Problem description | Scan the data. Collect each line that contains the word "name".

Dataset entries |
━━━━━━━━
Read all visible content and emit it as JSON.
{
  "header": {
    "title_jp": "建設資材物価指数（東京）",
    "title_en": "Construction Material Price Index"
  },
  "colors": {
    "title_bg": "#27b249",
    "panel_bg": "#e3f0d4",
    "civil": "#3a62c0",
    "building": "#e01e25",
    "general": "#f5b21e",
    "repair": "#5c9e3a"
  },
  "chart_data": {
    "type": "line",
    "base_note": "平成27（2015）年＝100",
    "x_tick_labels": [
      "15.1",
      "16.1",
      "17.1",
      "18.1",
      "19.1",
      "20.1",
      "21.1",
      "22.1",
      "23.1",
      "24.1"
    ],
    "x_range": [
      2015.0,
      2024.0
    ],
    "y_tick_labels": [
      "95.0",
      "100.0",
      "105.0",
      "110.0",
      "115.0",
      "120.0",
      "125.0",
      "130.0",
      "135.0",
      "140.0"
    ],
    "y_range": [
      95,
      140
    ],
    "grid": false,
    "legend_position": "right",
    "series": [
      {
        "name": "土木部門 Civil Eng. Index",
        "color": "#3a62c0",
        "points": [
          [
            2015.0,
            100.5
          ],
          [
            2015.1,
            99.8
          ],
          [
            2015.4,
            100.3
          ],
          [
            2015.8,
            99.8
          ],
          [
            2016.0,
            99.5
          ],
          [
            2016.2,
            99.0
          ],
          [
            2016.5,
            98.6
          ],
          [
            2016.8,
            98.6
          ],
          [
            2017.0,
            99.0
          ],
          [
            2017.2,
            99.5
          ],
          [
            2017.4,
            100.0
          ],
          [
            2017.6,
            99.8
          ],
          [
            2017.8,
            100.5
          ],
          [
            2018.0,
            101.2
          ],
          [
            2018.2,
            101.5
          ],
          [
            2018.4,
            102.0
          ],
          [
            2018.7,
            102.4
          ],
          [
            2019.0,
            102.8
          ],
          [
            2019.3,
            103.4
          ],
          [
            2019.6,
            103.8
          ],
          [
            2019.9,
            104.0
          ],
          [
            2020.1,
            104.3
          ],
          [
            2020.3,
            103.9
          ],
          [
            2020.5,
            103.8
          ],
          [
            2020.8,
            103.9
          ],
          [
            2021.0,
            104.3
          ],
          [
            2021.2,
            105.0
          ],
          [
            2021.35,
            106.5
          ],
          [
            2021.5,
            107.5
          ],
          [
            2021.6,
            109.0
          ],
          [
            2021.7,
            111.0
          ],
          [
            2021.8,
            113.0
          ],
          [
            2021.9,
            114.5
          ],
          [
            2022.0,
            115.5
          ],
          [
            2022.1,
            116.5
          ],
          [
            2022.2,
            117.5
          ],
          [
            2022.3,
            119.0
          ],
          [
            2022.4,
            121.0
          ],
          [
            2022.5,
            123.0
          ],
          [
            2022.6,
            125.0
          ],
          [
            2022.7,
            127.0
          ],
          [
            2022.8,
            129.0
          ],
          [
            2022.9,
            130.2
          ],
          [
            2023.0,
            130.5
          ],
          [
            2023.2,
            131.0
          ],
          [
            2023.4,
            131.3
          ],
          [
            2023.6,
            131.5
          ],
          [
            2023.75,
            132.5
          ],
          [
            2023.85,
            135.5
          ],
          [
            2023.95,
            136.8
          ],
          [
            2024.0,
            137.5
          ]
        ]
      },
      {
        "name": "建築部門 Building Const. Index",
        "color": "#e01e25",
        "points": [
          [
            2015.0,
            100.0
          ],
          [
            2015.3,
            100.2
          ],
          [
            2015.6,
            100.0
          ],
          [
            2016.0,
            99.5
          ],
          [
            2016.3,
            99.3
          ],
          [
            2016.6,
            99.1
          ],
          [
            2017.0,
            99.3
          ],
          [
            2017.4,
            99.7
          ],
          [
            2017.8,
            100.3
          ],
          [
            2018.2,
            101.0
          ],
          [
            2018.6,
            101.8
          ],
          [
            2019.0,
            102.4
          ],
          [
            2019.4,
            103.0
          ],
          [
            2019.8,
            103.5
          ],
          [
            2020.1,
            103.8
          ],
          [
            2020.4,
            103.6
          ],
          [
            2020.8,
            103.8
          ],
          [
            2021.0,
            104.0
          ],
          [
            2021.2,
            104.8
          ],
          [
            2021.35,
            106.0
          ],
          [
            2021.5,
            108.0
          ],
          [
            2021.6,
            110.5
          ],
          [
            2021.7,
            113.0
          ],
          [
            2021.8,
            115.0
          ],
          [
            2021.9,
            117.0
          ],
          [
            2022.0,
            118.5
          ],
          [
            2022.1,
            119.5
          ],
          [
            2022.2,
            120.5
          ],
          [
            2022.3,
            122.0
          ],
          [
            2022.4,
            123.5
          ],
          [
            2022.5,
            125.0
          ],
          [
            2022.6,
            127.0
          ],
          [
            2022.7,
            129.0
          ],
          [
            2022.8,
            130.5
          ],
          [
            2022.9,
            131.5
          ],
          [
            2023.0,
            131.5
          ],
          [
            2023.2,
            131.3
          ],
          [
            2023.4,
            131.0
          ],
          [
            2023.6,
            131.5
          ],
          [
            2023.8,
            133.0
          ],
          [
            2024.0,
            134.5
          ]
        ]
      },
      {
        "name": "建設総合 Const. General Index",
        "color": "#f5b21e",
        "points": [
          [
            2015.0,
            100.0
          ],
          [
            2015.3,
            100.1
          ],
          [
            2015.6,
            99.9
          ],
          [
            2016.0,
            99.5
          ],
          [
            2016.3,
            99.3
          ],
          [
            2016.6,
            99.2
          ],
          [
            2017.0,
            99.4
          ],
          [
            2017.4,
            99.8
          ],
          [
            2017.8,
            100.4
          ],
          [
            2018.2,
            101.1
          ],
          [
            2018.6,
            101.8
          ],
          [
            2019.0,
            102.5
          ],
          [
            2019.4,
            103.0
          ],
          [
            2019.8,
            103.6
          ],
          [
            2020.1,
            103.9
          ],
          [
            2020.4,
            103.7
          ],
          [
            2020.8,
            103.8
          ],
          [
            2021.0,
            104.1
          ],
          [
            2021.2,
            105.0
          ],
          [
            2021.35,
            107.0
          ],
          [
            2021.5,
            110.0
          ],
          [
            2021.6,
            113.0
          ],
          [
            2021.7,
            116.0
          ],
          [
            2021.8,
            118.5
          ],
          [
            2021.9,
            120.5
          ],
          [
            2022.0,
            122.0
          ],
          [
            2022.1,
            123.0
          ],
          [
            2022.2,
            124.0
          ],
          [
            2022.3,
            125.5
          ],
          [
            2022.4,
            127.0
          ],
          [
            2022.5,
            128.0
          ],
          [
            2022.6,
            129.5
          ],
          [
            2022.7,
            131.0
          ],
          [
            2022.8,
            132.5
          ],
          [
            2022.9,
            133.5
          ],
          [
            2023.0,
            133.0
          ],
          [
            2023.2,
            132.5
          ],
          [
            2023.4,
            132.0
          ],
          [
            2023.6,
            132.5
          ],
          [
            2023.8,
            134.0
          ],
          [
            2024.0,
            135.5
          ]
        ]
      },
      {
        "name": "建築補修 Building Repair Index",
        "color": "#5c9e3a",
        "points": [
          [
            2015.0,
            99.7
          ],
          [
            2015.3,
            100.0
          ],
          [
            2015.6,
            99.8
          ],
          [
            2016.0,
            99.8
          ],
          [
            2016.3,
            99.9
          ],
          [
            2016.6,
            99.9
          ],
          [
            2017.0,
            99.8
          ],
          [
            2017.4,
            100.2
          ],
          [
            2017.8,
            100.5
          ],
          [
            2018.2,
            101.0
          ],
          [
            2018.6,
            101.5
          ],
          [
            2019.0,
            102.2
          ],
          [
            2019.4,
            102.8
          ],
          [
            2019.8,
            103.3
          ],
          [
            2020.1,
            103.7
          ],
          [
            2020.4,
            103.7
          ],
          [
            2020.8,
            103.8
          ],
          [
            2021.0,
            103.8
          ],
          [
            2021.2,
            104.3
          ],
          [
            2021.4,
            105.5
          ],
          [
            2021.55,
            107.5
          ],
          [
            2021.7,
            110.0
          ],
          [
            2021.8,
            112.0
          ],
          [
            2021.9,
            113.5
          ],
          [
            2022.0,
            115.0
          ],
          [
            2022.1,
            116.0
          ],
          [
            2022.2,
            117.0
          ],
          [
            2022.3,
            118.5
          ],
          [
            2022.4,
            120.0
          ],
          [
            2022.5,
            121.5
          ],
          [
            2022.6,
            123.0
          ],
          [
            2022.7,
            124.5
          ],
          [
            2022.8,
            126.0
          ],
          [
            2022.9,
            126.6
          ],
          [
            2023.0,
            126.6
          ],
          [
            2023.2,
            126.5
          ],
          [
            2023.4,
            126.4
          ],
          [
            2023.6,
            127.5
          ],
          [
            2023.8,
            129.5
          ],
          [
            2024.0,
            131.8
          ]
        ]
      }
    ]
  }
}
━━━━━━━━
Solution to this exercise |
        "name": "土木部門 Civil Eng. Index",
        "name": "建築部門 Building Const. Index",
        "name": "建設総合 Const. General Index",
        "name": "建築補修 Building Repair Index",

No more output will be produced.